Saved entries
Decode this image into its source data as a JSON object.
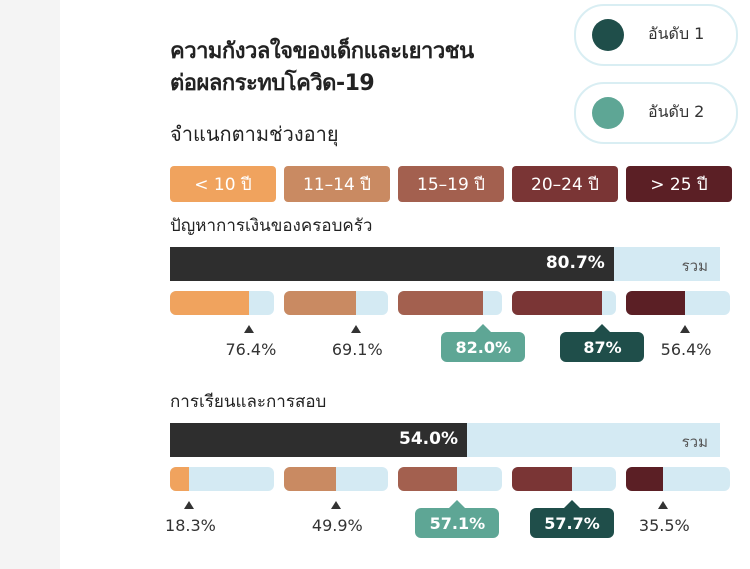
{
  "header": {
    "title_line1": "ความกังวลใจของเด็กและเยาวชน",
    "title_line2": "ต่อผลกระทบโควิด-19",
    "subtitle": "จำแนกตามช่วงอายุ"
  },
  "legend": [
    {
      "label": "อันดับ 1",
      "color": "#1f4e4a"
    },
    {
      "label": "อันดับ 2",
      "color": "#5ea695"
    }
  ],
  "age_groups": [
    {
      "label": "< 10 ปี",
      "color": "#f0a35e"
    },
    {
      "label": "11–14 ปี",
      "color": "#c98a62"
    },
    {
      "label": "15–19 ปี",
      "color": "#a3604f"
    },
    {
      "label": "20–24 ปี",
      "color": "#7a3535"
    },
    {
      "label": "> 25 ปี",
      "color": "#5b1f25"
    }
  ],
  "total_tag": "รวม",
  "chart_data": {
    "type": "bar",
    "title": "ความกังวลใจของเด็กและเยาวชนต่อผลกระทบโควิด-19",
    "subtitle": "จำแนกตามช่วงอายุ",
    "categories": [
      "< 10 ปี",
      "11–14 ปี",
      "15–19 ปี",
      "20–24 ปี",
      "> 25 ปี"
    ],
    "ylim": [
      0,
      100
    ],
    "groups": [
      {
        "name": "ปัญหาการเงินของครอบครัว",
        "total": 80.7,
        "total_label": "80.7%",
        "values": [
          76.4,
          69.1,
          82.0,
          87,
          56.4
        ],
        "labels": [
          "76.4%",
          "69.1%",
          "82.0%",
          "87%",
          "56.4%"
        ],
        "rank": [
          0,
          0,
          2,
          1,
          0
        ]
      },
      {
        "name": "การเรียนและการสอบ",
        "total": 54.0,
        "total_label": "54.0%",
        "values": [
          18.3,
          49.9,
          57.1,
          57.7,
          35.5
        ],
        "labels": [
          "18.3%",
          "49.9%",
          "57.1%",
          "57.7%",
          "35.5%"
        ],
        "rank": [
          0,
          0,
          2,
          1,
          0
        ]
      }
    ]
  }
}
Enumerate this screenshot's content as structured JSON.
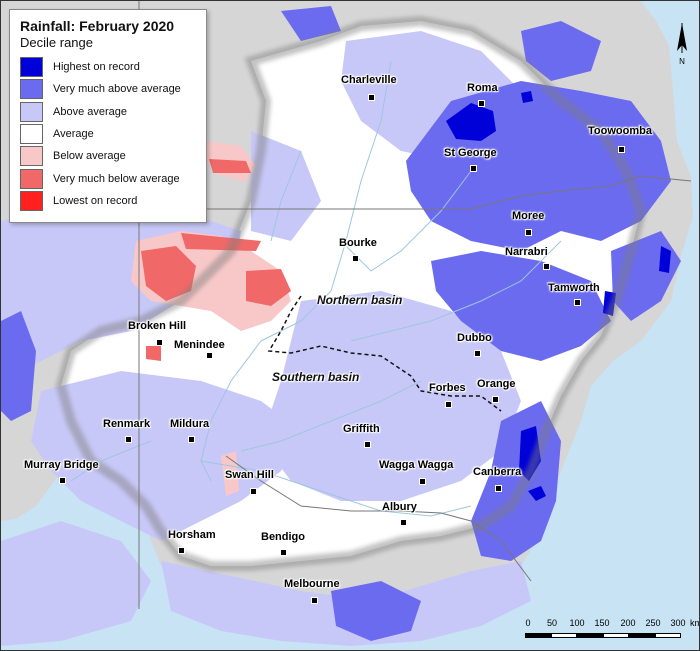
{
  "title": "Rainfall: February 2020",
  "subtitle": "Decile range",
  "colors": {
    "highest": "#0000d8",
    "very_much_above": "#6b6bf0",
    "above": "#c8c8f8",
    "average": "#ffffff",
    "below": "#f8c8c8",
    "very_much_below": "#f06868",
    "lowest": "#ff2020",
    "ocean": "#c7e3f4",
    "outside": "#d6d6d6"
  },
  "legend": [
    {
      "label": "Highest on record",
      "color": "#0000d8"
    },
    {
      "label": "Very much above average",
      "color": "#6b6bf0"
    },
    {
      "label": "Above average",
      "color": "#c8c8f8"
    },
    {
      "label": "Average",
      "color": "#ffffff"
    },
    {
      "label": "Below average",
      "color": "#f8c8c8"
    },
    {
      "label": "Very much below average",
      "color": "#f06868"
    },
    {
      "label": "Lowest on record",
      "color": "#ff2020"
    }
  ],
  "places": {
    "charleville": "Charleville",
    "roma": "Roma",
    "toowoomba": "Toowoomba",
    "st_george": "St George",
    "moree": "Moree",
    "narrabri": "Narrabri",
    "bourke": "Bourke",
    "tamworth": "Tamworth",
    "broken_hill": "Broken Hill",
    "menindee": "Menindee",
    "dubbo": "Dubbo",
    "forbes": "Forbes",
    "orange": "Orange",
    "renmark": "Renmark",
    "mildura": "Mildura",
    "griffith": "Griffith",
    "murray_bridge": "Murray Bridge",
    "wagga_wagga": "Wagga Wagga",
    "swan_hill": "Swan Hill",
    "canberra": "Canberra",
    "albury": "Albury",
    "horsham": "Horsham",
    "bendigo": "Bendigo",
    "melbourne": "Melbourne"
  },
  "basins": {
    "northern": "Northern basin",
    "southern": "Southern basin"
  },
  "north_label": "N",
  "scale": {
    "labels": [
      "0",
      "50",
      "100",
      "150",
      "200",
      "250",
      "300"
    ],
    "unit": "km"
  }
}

#### Request
Repeat the material above in full and unchanged, minus its images.

#### Answer to this problem
Decode this image into its source data as a JSON object.
{
  "header": {
    "title_line1": "ความกังวลใจของเด็กและเยาวชน",
    "title_line2": "ต่อผลกระทบโควิด-19",
    "subtitle": "จำแนกตามช่วงอายุ"
  },
  "legend": [
    {
      "label": "อันดับ 1",
      "color": "#1f4e4a"
    },
    {
      "label": "อันดับ 2",
      "color": "#5ea695"
    }
  ],
  "age_groups": [
    {
      "label": "< 10 ปี",
      "color": "#f0a35e"
    },
    {
      "label": "11–14 ปี",
      "color": "#c98a62"
    },
    {
      "label": "15–19 ปี",
      "color": "#a3604f"
    },
    {
      "label": "20–24 ปี",
      "color": "#7a3535"
    },
    {
      "label": "> 25 ปี",
      "color": "#5b1f25"
    }
  ],
  "total_tag": "รวม",
  "chart_data": {
    "type": "bar",
    "title": "ความกังวลใจของเด็กและเยาวชนต่อผลกระทบโควิด-19",
    "subtitle": "จำแนกตามช่วงอายุ",
    "categories": [
      "< 10 ปี",
      "11–14 ปี",
      "15–19 ปี",
      "20–24 ปี",
      "> 25 ปี"
    ],
    "ylim": [
      0,
      100
    ],
    "groups": [
      {
        "name": "ปัญหาการเงินของครอบครัว",
        "total": 80.7,
        "total_label": "80.7%",
        "values": [
          76.4,
          69.1,
          82.0,
          87,
          56.4
        ],
        "labels": [
          "76.4%",
          "69.1%",
          "82.0%",
          "87%",
          "56.4%"
        ],
        "rank": [
          0,
          0,
          2,
          1,
          0
        ]
      },
      {
        "name": "การเรียนและการสอบ",
        "total": 54.0,
        "total_label": "54.0%",
        "values": [
          18.3,
          49.9,
          57.1,
          57.7,
          35.5
        ],
        "labels": [
          "18.3%",
          "49.9%",
          "57.1%",
          "57.7%",
          "35.5%"
        ],
        "rank": [
          0,
          0,
          2,
          1,
          0
        ]
      }
    ]
  }
}
Enumerate this screenshot's content as structured JSON.
{
  "title": "Rainfall: February 2020",
  "subtitle": "Decile range",
  "colors": {
    "highest": "#0000d8",
    "very_much_above": "#6b6bf0",
    "above": "#c8c8f8",
    "average": "#ffffff",
    "below": "#f8c8c8",
    "very_much_below": "#f06868",
    "lowest": "#ff2020",
    "ocean": "#c7e3f4",
    "outside": "#d6d6d6"
  },
  "legend": [
    {
      "label": "Highest on record",
      "color": "#0000d8"
    },
    {
      "label": "Very much above average",
      "color": "#6b6bf0"
    },
    {
      "label": "Above average",
      "color": "#c8c8f8"
    },
    {
      "label": "Average",
      "color": "#ffffff"
    },
    {
      "label": "Below average",
      "color": "#f8c8c8"
    },
    {
      "label": "Very much below average",
      "color": "#f06868"
    },
    {
      "label": "Lowest on record",
      "color": "#ff2020"
    }
  ],
  "places": {
    "charleville": "Charleville",
    "roma": "Roma",
    "toowoomba": "Toowoomba",
    "st_george": "St George",
    "moree": "Moree",
    "narrabri": "Narrabri",
    "bourke": "Bourke",
    "tamworth": "Tamworth",
    "broken_hill": "Broken Hill",
    "menindee": "Menindee",
    "dubbo": "Dubbo",
    "forbes": "Forbes",
    "orange": "Orange",
    "renmark": "Renmark",
    "mildura": "Mildura",
    "griffith": "Griffith",
    "murray_bridge": "Murray Bridge",
    "wagga_wagga": "Wagga Wagga",
    "swan_hill": "Swan Hill",
    "canberra": "Canberra",
    "albury": "Albury",
    "horsham": "Horsham",
    "bendigo": "Bendigo",
    "melbourne": "Melbourne"
  },
  "basins": {
    "northern": "Northern basin",
    "southern": "Southern basin"
  },
  "north_label": "N",
  "scale": {
    "labels": [
      "0",
      "50",
      "100",
      "150",
      "200",
      "250",
      "300"
    ],
    "unit": "km"
  }
}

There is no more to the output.